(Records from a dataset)
- - -

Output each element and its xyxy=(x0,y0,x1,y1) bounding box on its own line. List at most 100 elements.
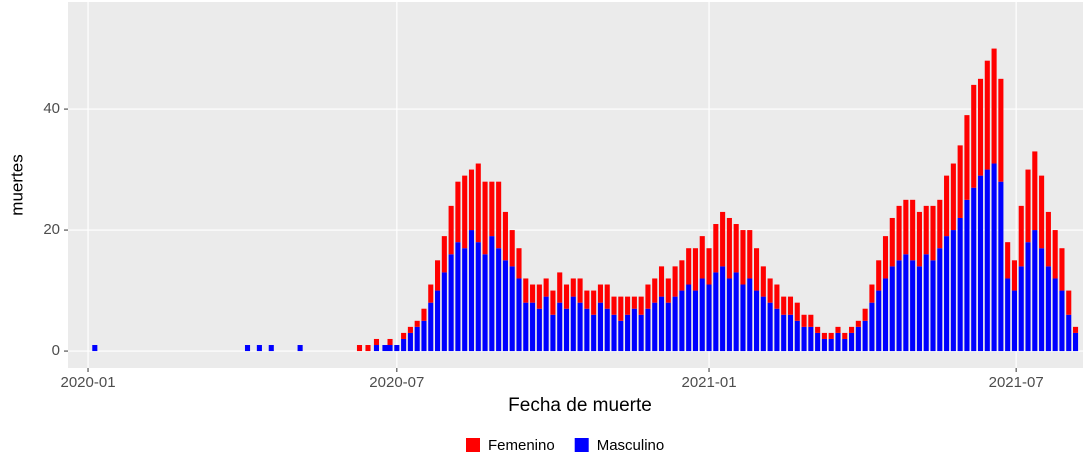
bar-segment xyxy=(489,236,495,352)
bar-segment xyxy=(686,284,692,352)
bar-segment xyxy=(747,230,753,279)
bar-segment xyxy=(536,284,542,309)
bar-segment xyxy=(733,272,739,352)
bar-segment xyxy=(462,175,468,249)
bar-segment xyxy=(903,254,909,352)
bar-segment xyxy=(862,308,868,321)
bar-segment xyxy=(618,296,624,321)
bar-segment xyxy=(821,332,827,339)
bar-segment xyxy=(679,290,685,352)
bar-segment xyxy=(414,326,420,352)
bar-segment xyxy=(910,199,916,261)
bar-segment xyxy=(1039,248,1045,352)
bar-segment xyxy=(787,296,794,315)
bar-segment xyxy=(1025,242,1031,352)
bar-segment xyxy=(923,205,929,255)
y-tick-label: 20 xyxy=(43,221,60,238)
bar-segment xyxy=(1045,211,1051,267)
bar-segment xyxy=(903,199,909,255)
y-tick-label: 0 xyxy=(52,342,60,359)
bar-segment xyxy=(604,308,610,352)
bar-segment xyxy=(611,296,617,315)
bar-segment xyxy=(916,266,922,352)
bar-segment xyxy=(1059,248,1065,291)
bar-segment xyxy=(543,296,549,352)
bar-segment xyxy=(1066,314,1072,352)
x-tick-label: 2020-07 xyxy=(369,374,424,391)
bar-segment xyxy=(747,278,753,352)
bar-segment xyxy=(665,302,671,352)
bar-segment xyxy=(781,296,787,315)
bar-segment xyxy=(297,345,303,352)
x-tick-label: 2021-01 xyxy=(682,374,737,391)
bar-segment xyxy=(842,338,848,352)
bar-segment xyxy=(835,332,841,352)
bar-segment xyxy=(1032,151,1038,231)
bar-segment xyxy=(916,211,922,267)
bar-segment xyxy=(387,338,393,346)
bar-segment xyxy=(896,205,902,261)
bar-segment xyxy=(1072,332,1079,352)
bar-segment xyxy=(774,284,780,309)
bar-segment xyxy=(882,278,889,352)
bar-segment xyxy=(563,284,570,309)
bar-segment xyxy=(944,175,950,237)
bar-segment xyxy=(835,326,841,333)
y-tick-label: 40 xyxy=(43,100,60,117)
bar-segment xyxy=(740,230,746,285)
bar-segment xyxy=(468,169,475,231)
bar-segment xyxy=(256,345,262,352)
bar-segment xyxy=(971,187,977,352)
bar-segment xyxy=(869,302,875,352)
bar-segment xyxy=(937,248,943,352)
bar-segment xyxy=(1039,175,1045,249)
bar-segment xyxy=(855,320,861,327)
bar-segment xyxy=(536,308,542,352)
x-tick-label: 2021-07 xyxy=(989,374,1044,391)
bar-segment xyxy=(1025,169,1031,243)
bar-segment xyxy=(896,260,902,352)
bar-segment xyxy=(611,314,617,352)
bar-segment xyxy=(475,163,481,243)
bar-segment xyxy=(1011,260,1017,291)
bar-segment xyxy=(699,236,705,279)
bar-segment xyxy=(597,302,603,352)
bar-segment xyxy=(441,272,447,352)
bar-segment xyxy=(631,296,637,309)
bar-segment xyxy=(889,266,895,352)
bar-segment xyxy=(268,345,274,352)
legend-swatch xyxy=(466,438,480,452)
bar-segment xyxy=(1018,266,1024,352)
bar-segment xyxy=(910,260,916,352)
bar-segment xyxy=(944,236,950,352)
x-axis-title: Fecha de muerte xyxy=(508,395,652,416)
bar-segment xyxy=(713,224,719,273)
bar-segment xyxy=(726,278,732,352)
bar-segment xyxy=(557,272,563,303)
bar-segment xyxy=(604,284,610,309)
bar-segment xyxy=(496,248,502,352)
bar-segment xyxy=(577,302,583,352)
bar-segment xyxy=(801,326,807,352)
bar-segment xyxy=(726,217,732,279)
bar-segment xyxy=(516,248,522,279)
bar-segment xyxy=(401,332,407,339)
bar-segment xyxy=(815,332,821,352)
bar-segment xyxy=(645,284,651,309)
bar-segment xyxy=(543,278,549,297)
bar-segment xyxy=(645,308,651,352)
bar-segment xyxy=(672,266,678,297)
bar-segment xyxy=(767,278,773,303)
bar-segment xyxy=(516,278,522,352)
bar-segment xyxy=(394,345,400,352)
bar-segment xyxy=(815,326,821,333)
bar-segment xyxy=(502,211,508,261)
bar-segment xyxy=(625,296,631,315)
y-axis-title: muertes xyxy=(7,154,26,215)
bar-segment xyxy=(781,314,787,352)
bar-segment xyxy=(502,260,508,352)
bar-segment xyxy=(706,248,712,285)
bar-segment xyxy=(482,181,488,255)
bar-segment xyxy=(618,320,624,352)
bar-segment xyxy=(828,338,834,352)
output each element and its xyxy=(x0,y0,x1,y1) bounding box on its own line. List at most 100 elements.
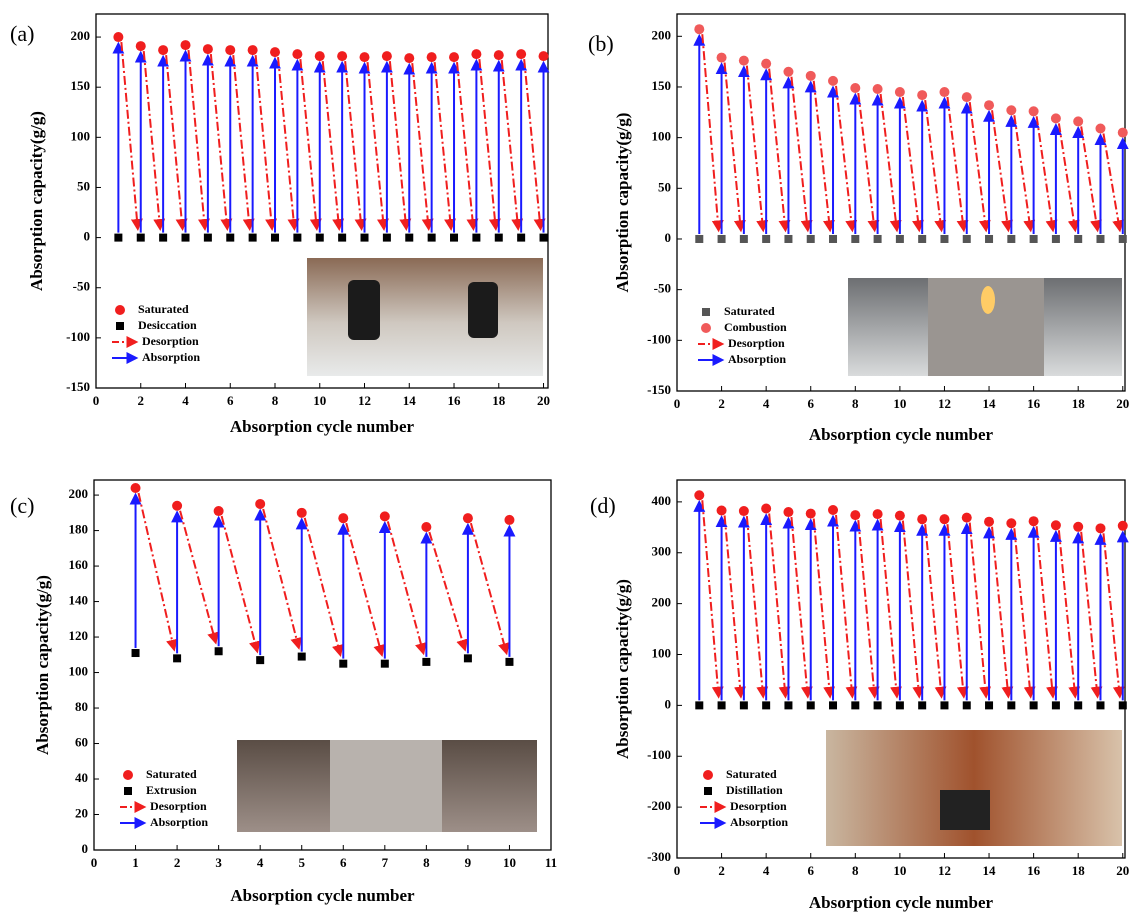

- - -

TASK BRIEF: Rewrite the records with every "bar-segment" changed to "bar" and everything else unchanged. Leave out the pictures.

TASK ANSWER:
Output each element and its xyxy=(x0,y0,x1,y1) bounding box on its own line. List at most 100 elements.
bar xyxy=(489,236,495,352)
bar xyxy=(686,284,692,352)
bar xyxy=(747,230,753,279)
bar xyxy=(536,284,542,309)
bar xyxy=(733,272,739,352)
bar xyxy=(462,175,468,249)
bar xyxy=(903,254,909,352)
bar xyxy=(862,308,868,321)
bar xyxy=(618,296,624,321)
bar xyxy=(821,332,827,339)
bar xyxy=(679,290,685,352)
bar xyxy=(414,326,420,352)
bar xyxy=(910,199,916,261)
bar xyxy=(1039,248,1045,352)
bar xyxy=(787,296,794,315)
bar xyxy=(1025,242,1031,352)
bar xyxy=(923,205,929,255)
y-tick-label: 20 xyxy=(43,221,60,238)
bar xyxy=(1045,211,1051,267)
bar xyxy=(903,199,909,255)
y-tick-label: 0 xyxy=(52,342,60,359)
bar xyxy=(604,308,610,352)
bar xyxy=(611,296,617,315)
bar xyxy=(916,266,922,352)
bar xyxy=(1059,248,1065,291)
bar xyxy=(543,296,549,352)
bar xyxy=(1066,314,1072,352)
x-tick-label: 2020-07 xyxy=(369,374,424,391)
bar xyxy=(747,278,753,352)
bar xyxy=(665,302,671,352)
bar xyxy=(781,296,787,315)
bar xyxy=(297,345,303,352)
x-tick-label: 2021-01 xyxy=(682,374,737,391)
bar xyxy=(842,338,848,352)
bar xyxy=(835,332,841,352)
bar xyxy=(1032,151,1038,231)
bar xyxy=(916,211,922,267)
bar xyxy=(387,338,393,346)
bar xyxy=(896,205,902,261)
bar xyxy=(1072,332,1079,352)
bar xyxy=(774,284,780,309)
bar xyxy=(882,278,889,352)
bar xyxy=(563,284,570,309)
bar xyxy=(944,175,950,237)
bar xyxy=(835,326,841,333)
y-tick-label: 40 xyxy=(43,100,60,117)
bar xyxy=(740,230,746,285)
bar xyxy=(468,169,475,231)
bar xyxy=(256,345,262,352)
bar xyxy=(971,187,977,352)
bar xyxy=(869,302,875,352)
bar xyxy=(937,248,943,352)
bar xyxy=(1039,175,1045,249)
bar xyxy=(855,320,861,327)
bar xyxy=(536,308,542,352)
x-tick-label: 2021-07 xyxy=(989,374,1044,391)
bar xyxy=(1025,169,1031,243)
bar xyxy=(896,260,902,352)
bar xyxy=(611,314,617,352)
bar xyxy=(475,163,481,243)
bar xyxy=(1011,260,1017,291)
bar xyxy=(699,236,705,279)
bar xyxy=(597,302,603,352)
bar xyxy=(441,272,447,352)
bar xyxy=(631,296,637,309)
bar xyxy=(889,266,895,352)
bar xyxy=(268,345,274,352)
legend-swatch xyxy=(466,438,480,452)
bar xyxy=(1018,266,1024,352)
bar xyxy=(910,260,916,352)
bar xyxy=(944,236,950,352)
x-axis-title: Fecha de muerte xyxy=(508,395,652,416)
bar xyxy=(713,224,719,273)
bar xyxy=(726,278,732,352)
bar xyxy=(557,272,563,303)
bar xyxy=(604,284,610,309)
bar xyxy=(496,248,502,352)
bar xyxy=(577,302,583,352)
bar xyxy=(801,326,807,352)
bar xyxy=(726,217,732,279)
bar xyxy=(516,248,522,279)
bar xyxy=(401,332,407,339)
bar xyxy=(815,332,821,352)
bar xyxy=(645,284,651,309)
bar xyxy=(543,278,549,297)
bar xyxy=(645,308,651,352)
bar xyxy=(672,266,678,297)
bar xyxy=(767,278,773,303)
bar xyxy=(516,278,522,352)
bar xyxy=(394,345,400,352)
bar xyxy=(815,326,821,333)
bar xyxy=(502,211,508,261)
bar xyxy=(625,296,631,315)
y-axis-title: muertes xyxy=(7,154,26,215)
bar xyxy=(781,314,787,352)
bar xyxy=(502,260,508,352)
bar xyxy=(706,248,712,285)
bar xyxy=(482,181,488,255)
bar xyxy=(618,320,624,352)
bar xyxy=(828,338,834,352)
output each element and its xyxy=(x0,y0,x1,y1) bounding box on its own line. List at most 100 elements.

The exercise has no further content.